DIRECTIONS FOR THIS TASK: Where does the string "change" appear? Copy every line of the entries below that holds it.

>>>>

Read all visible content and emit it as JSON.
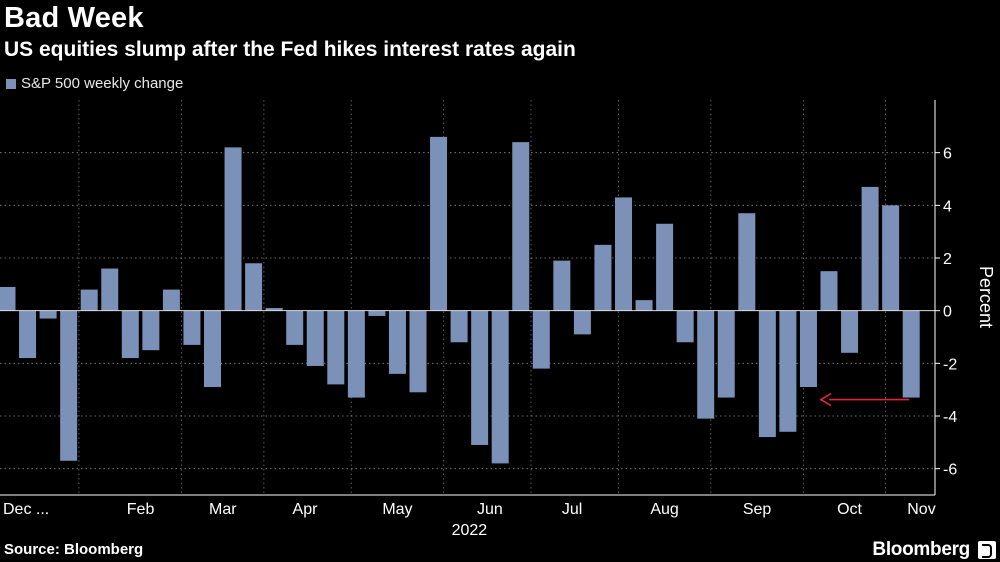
{
  "header": {
    "title": "Bad Week",
    "subtitle": "US equities slump after the Fed hikes interest rates again"
  },
  "footer": {
    "source": "Source: Bloomberg",
    "brand": "Bloomberg"
  },
  "colors": {
    "bar": "#7b91b8",
    "grid": "#ffffff",
    "arrow": "#e0243b",
    "background": "#000000"
  },
  "chart_data": {
    "type": "bar",
    "title": "Bad Week",
    "subtitle": "US equities slump after the Fed hikes interest rates again",
    "legend": [
      "S&P 500 weekly change"
    ],
    "legend_position": "top-left",
    "ylabel": "Percent",
    "xlabel": "2022",
    "ylim": [
      -7,
      8
    ],
    "yticks": [
      -6,
      -4,
      -2,
      0,
      2,
      4,
      6
    ],
    "ytick_labels": [
      "-6",
      "-4",
      "-2",
      "0",
      "2",
      "4",
      "6"
    ],
    "x_month_labels": [
      "Dec ...",
      "Feb",
      "Mar",
      "Apr",
      "May",
      "Jun",
      "Jul",
      "Aug",
      "Sep",
      "Oct",
      "Nov"
    ],
    "x_month_label_weeks": [
      0.5,
      6.5,
      10.5,
      14.5,
      19,
      23.5,
      27.5,
      32,
      36.5,
      41,
      44.5
    ],
    "x_year_label": "2022",
    "x_year_label_week": 22.5,
    "grid": true,
    "series": [
      {
        "name": "S&P 500 weekly change",
        "values": [
          0.9,
          -1.8,
          -0.3,
          -5.7,
          0.8,
          1.6,
          -1.8,
          -1.5,
          0.8,
          -1.3,
          -2.9,
          6.2,
          1.8,
          0.1,
          -1.3,
          -2.1,
          -2.8,
          -3.3,
          -0.2,
          -2.4,
          -3.1,
          6.6,
          -1.2,
          -5.1,
          -5.8,
          6.4,
          -2.2,
          1.9,
          -0.9,
          2.5,
          4.3,
          0.4,
          3.3,
          -1.2,
          -4.1,
          -3.3,
          3.7,
          -4.8,
          -4.6,
          -2.9,
          1.5,
          -1.6,
          4.7,
          4.0,
          -3.3
        ]
      }
    ],
    "annotation": {
      "type": "arrow",
      "from_week": 44,
      "to_week": 39,
      "value": -3.3,
      "color": "#e0243b"
    }
  }
}
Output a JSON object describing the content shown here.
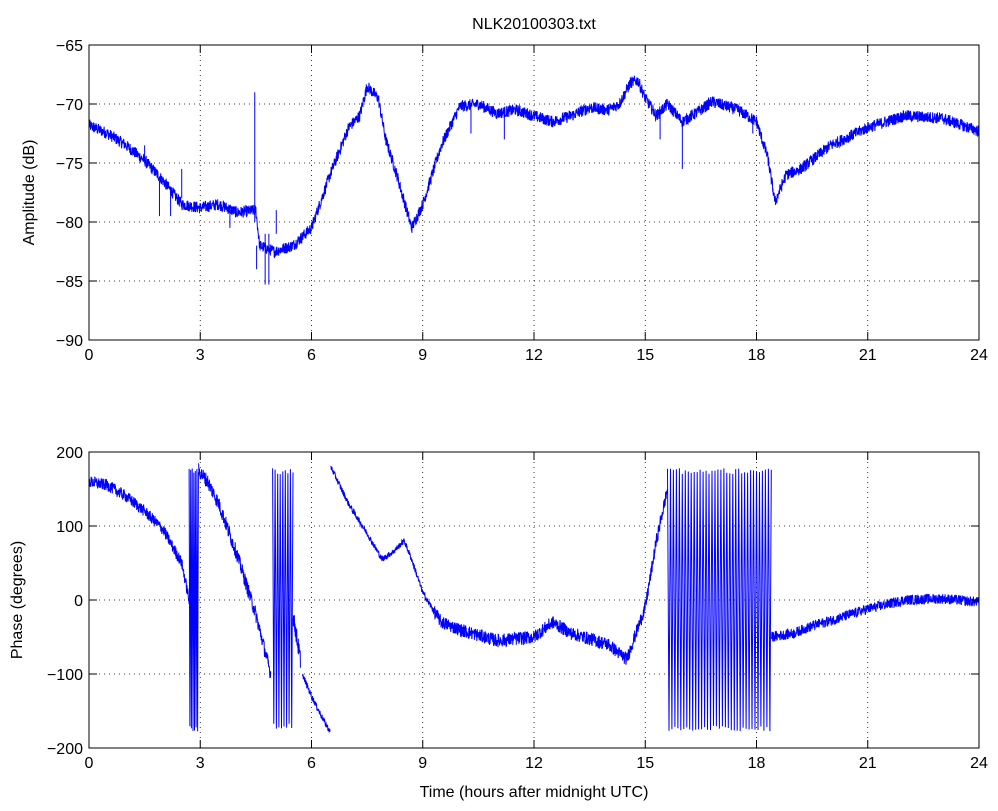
{
  "figure": {
    "title": "NLK20100303.txt",
    "line_color": "#0000ff",
    "background": "#ffffff",
    "grid": "dotted"
  },
  "chart_data": [
    {
      "type": "line",
      "ylabel": "Amplitude (dB)",
      "xlabel": "",
      "xlim": [
        0,
        24
      ],
      "ylim": [
        -90,
        -65
      ],
      "xticks": [
        0,
        3,
        6,
        9,
        12,
        15,
        18,
        21,
        24
      ],
      "yticks": [
        -90,
        -85,
        -80,
        -75,
        -70,
        -65
      ],
      "grid": true,
      "series": [
        {
          "noise": 0.5,
          "x": [
            0,
            0.5,
            1.0,
            1.5,
            2.0,
            2.5,
            3.0,
            3.5,
            4.0,
            4.5,
            4.6,
            5.0,
            5.5,
            6.0,
            6.5,
            7.0,
            7.3,
            7.5,
            7.8,
            8.0,
            8.3,
            8.7,
            9.0,
            9.5,
            10.0,
            10.5,
            11.0,
            11.5,
            12.0,
            12.5,
            13.0,
            13.5,
            14.0,
            14.3,
            14.6,
            14.8,
            15.0,
            15.3,
            15.6,
            16.0,
            16.5,
            16.8,
            17.2,
            17.5,
            18.0,
            18.3,
            18.5,
            18.8,
            19.2,
            19.6,
            20.0,
            21.0,
            22.0,
            23.0,
            24.0
          ],
          "y": [
            -71.8,
            -72.5,
            -73.5,
            -74.8,
            -76.5,
            -78.5,
            -78.8,
            -78.5,
            -79.2,
            -79.0,
            -82.0,
            -82.5,
            -82.0,
            -80.5,
            -76.0,
            -72.0,
            -71.0,
            -68.5,
            -69.5,
            -73.0,
            -76.0,
            -80.5,
            -78.5,
            -73.5,
            -70.2,
            -70.0,
            -70.8,
            -70.5,
            -71.0,
            -71.5,
            -71.0,
            -70.3,
            -70.5,
            -70.0,
            -68.2,
            -68.0,
            -69.5,
            -71.0,
            -70.0,
            -71.5,
            -70.5,
            -69.8,
            -70.2,
            -70.5,
            -71.5,
            -74.5,
            -78.3,
            -76.0,
            -75.5,
            -74.5,
            -73.5,
            -72.0,
            -71.0,
            -71.2,
            -72.3
          ]
        }
      ],
      "spikes": [
        {
          "x": 4.47,
          "y1": -80,
          "y2": -69
        },
        {
          "x": 4.52,
          "y1": -82,
          "y2": -84
        },
        {
          "x": 4.75,
          "y1": -81,
          "y2": -85.3
        },
        {
          "x": 4.85,
          "y1": -81,
          "y2": -85.3
        },
        {
          "x": 5.05,
          "y1": -81,
          "y2": -79
        },
        {
          "x": 1.5,
          "y1": -75,
          "y2": -73.5
        },
        {
          "x": 1.9,
          "y1": -76.5,
          "y2": -79.5
        },
        {
          "x": 2.2,
          "y1": -77,
          "y2": -79.5
        },
        {
          "x": 2.5,
          "y1": -78,
          "y2": -75.5
        },
        {
          "x": 3.8,
          "y1": -79,
          "y2": -80.5
        },
        {
          "x": 10.3,
          "y1": -70.5,
          "y2": -72.5
        },
        {
          "x": 11.2,
          "y1": -71,
          "y2": -73
        },
        {
          "x": 16.0,
          "y1": -71.5,
          "y2": -75.5
        },
        {
          "x": 15.4,
          "y1": -71,
          "y2": -73
        },
        {
          "x": 17.9,
          "y1": -71.5,
          "y2": -72.5
        }
      ]
    },
    {
      "type": "line",
      "ylabel": "Phase (degrees)",
      "xlabel": "Time (hours after midnight UTC)",
      "xlim": [
        0,
        24
      ],
      "ylim": [
        -200,
        200
      ],
      "xticks": [
        0,
        3,
        6,
        9,
        12,
        15,
        18,
        21,
        24
      ],
      "yticks": [
        -200,
        -100,
        0,
        100,
        200
      ],
      "grid": true,
      "series": [
        {
          "noise": 8,
          "x": [
            0,
            0.5,
            1.0,
            1.5,
            2.0,
            2.5,
            2.7
          ],
          "y": [
            160,
            155,
            140,
            120,
            95,
            50,
            0
          ]
        },
        {
          "noise": 10,
          "x": [
            2.95,
            3.2,
            3.5,
            4.0,
            4.5,
            4.9
          ],
          "y": [
            175,
            160,
            130,
            60,
            -20,
            -100
          ]
        },
        {
          "noise": 12,
          "x": [
            5.5,
            5.7
          ],
          "y": [
            -20,
            -80
          ]
        },
        {
          "noise": 4,
          "x": [
            5.75,
            6.0,
            6.3,
            6.5
          ],
          "y": [
            -100,
            -130,
            -160,
            -178
          ]
        },
        {
          "noise": 4,
          "x": [
            6.52,
            7.0,
            7.5,
            7.9,
            8.2,
            8.5,
            8.7,
            9.0,
            9.3
          ],
          "y": [
            180,
            130,
            90,
            55,
            65,
            80,
            55,
            10,
            -15
          ]
        },
        {
          "noise": 9,
          "x": [
            9.3,
            9.5,
            10.0,
            11.0,
            12.0,
            12.5,
            13.0,
            14.0,
            14.5,
            15.0,
            15.3,
            15.6
          ],
          "y": [
            -15,
            -30,
            -40,
            -55,
            -50,
            -30,
            -45,
            -60,
            -80,
            -10,
            80,
            150
          ]
        },
        {
          "noise": 7,
          "x": [
            18.4,
            19.0,
            19.5,
            20.0,
            21.0,
            22.0,
            23.0,
            24.0
          ],
          "y": [
            -50,
            -45,
            -35,
            -28,
            -12,
            0,
            2,
            -3
          ]
        }
      ],
      "wrap_bands": [
        {
          "x0": 2.7,
          "x1": 2.95,
          "lo": -178,
          "hi": 180,
          "n": 12
        },
        {
          "x0": 4.95,
          "x1": 5.5,
          "lo": -175,
          "hi": 178,
          "n": 16
        },
        {
          "x0": 15.6,
          "x1": 18.4,
          "lo": -178,
          "hi": 178,
          "n": 70
        }
      ]
    }
  ]
}
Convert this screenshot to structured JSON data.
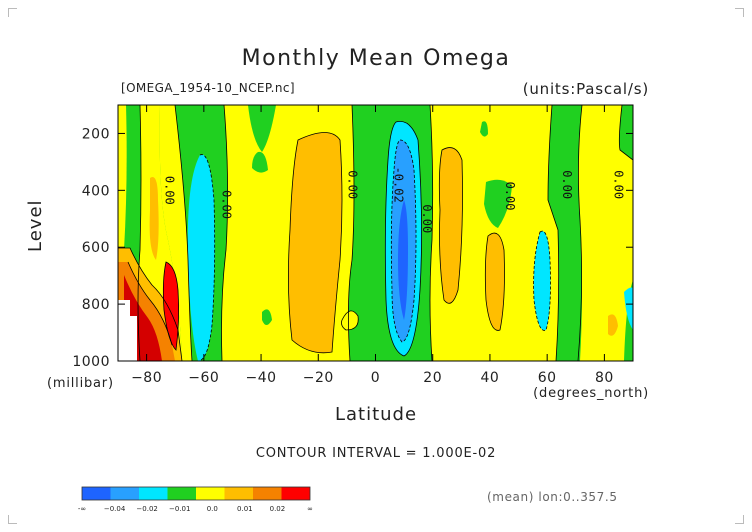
{
  "page": {
    "title": "Monthly Mean Omega",
    "file_label": "[OMEGA_1954-10_NCEP.nc]",
    "units_label": "(units:Pascal/s)",
    "contour_interval": "CONTOUR INTERVAL = 1.000E-02",
    "footer_note": "(mean) lon:0..357.5"
  },
  "chart_data": {
    "type": "heatmap",
    "title": "Monthly Mean Omega",
    "xlabel": "Latitude",
    "ylabel": "Level",
    "x_unit": "(degrees_north)",
    "y_unit": "(millibar)",
    "xlim": [
      -90,
      90
    ],
    "ylim": [
      1000,
      100
    ],
    "y_axis_inverted": true,
    "x_ticks": [
      -80,
      -60,
      -40,
      -20,
      0,
      20,
      40,
      60,
      80
    ],
    "y_ticks": [
      200,
      400,
      600,
      800,
      1000
    ],
    "contour_labels": [
      {
        "text": "0.00",
        "lat": -72,
        "level": 400
      },
      {
        "text": "0.00",
        "lat": -52,
        "level": 450
      },
      {
        "text": "0.00",
        "lat": -8,
        "level": 380
      },
      {
        "text": "-0.02",
        "lat": 8,
        "level": 380
      },
      {
        "text": "0.00",
        "lat": 18,
        "level": 500
      },
      {
        "text": "0.00",
        "lat": 47,
        "level": 420
      },
      {
        "text": "0.00",
        "lat": 67,
        "level": 380
      },
      {
        "text": "0.00",
        "lat": 85,
        "level": 380
      }
    ],
    "colorbar": {
      "colors": [
        "#1e64ff",
        "#28a0ff",
        "#00e6ff",
        "#20d020",
        "#ffff00",
        "#ffbe00",
        "#f58200",
        "#ff0000"
      ],
      "tick_labels": [
        "-∞",
        "−0.04",
        "−0.02",
        "−0.01",
        "0.0",
        "0.01",
        "0.02",
        "∞"
      ]
    },
    "grid": false,
    "legend": "colorbar bottom-left"
  }
}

<<<<

ANSWER FOR THE TASK:
      "S&P 500 weekly change"
        "name": "S&P 500 weekly change",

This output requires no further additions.